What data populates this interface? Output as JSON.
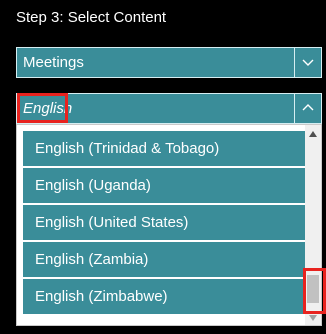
{
  "step": {
    "title": "Step 3: Select Content"
  },
  "meetings_select": {
    "value": "Meetings"
  },
  "language_select": {
    "value": "English"
  },
  "language_options": [
    "English (Trinidad & Tobago)",
    "English (Uganda)",
    "English (United States)",
    "English (Zambia)",
    "English (Zimbabwe)"
  ],
  "colors": {
    "accent": "#3a8d99",
    "highlight": "#e8231f",
    "background": "#000000"
  },
  "icons": {
    "meetings_arrow": "chevron-down-icon",
    "language_arrow": "chevron-up-icon",
    "scroll_up": "triangle-up-icon",
    "scroll_down": "triangle-down-icon"
  }
}
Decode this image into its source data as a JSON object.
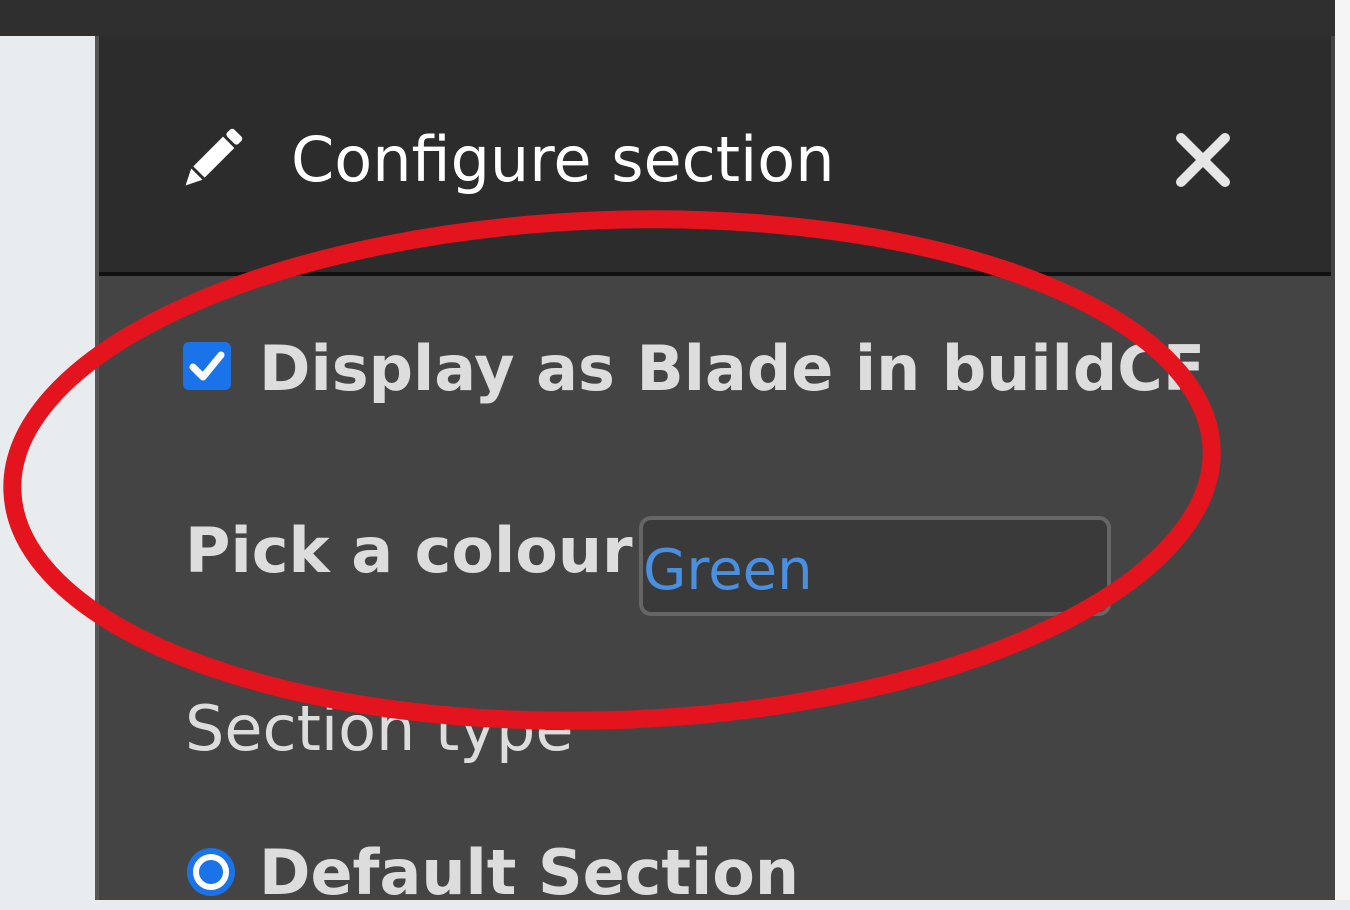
{
  "panel": {
    "title": "Configure section",
    "title_icon": "pencil-icon",
    "close_icon": "close-icon"
  },
  "form": {
    "blade_checkbox": {
      "label": "Display as Blade in buildCF",
      "checked": true
    },
    "colour": {
      "label": "Pick a colour",
      "value": "Green"
    },
    "section_type": {
      "label": "Section type",
      "options": [
        {
          "label": "Default Section",
          "selected": true
        }
      ]
    }
  },
  "annotation": {
    "shape": "ellipse",
    "color": "#e3141e"
  },
  "colors": {
    "accent": "#1a73e8",
    "panel_bg": "#444444",
    "header_bg": "#2c2c2c",
    "input_text": "#4a8fe0"
  }
}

● **Task requirements**
Copy nothing outside the span: please output the lines from the one with "Decode this image" through the end of the entries above, and skip the pictures.

● **Response**
Decode this image into its source data as a JSON object.
{
  "panel": {
    "title": "Configure section",
    "title_icon": "pencil-icon",
    "close_icon": "close-icon"
  },
  "form": {
    "blade_checkbox": {
      "label": "Display as Blade in buildCF",
      "checked": true
    },
    "colour": {
      "label": "Pick a colour",
      "value": "Green"
    },
    "section_type": {
      "label": "Section type",
      "options": [
        {
          "label": "Default Section",
          "selected": true
        }
      ]
    }
  },
  "annotation": {
    "shape": "ellipse",
    "color": "#e3141e"
  },
  "colors": {
    "accent": "#1a73e8",
    "panel_bg": "#444444",
    "header_bg": "#2c2c2c",
    "input_text": "#4a8fe0"
  }
}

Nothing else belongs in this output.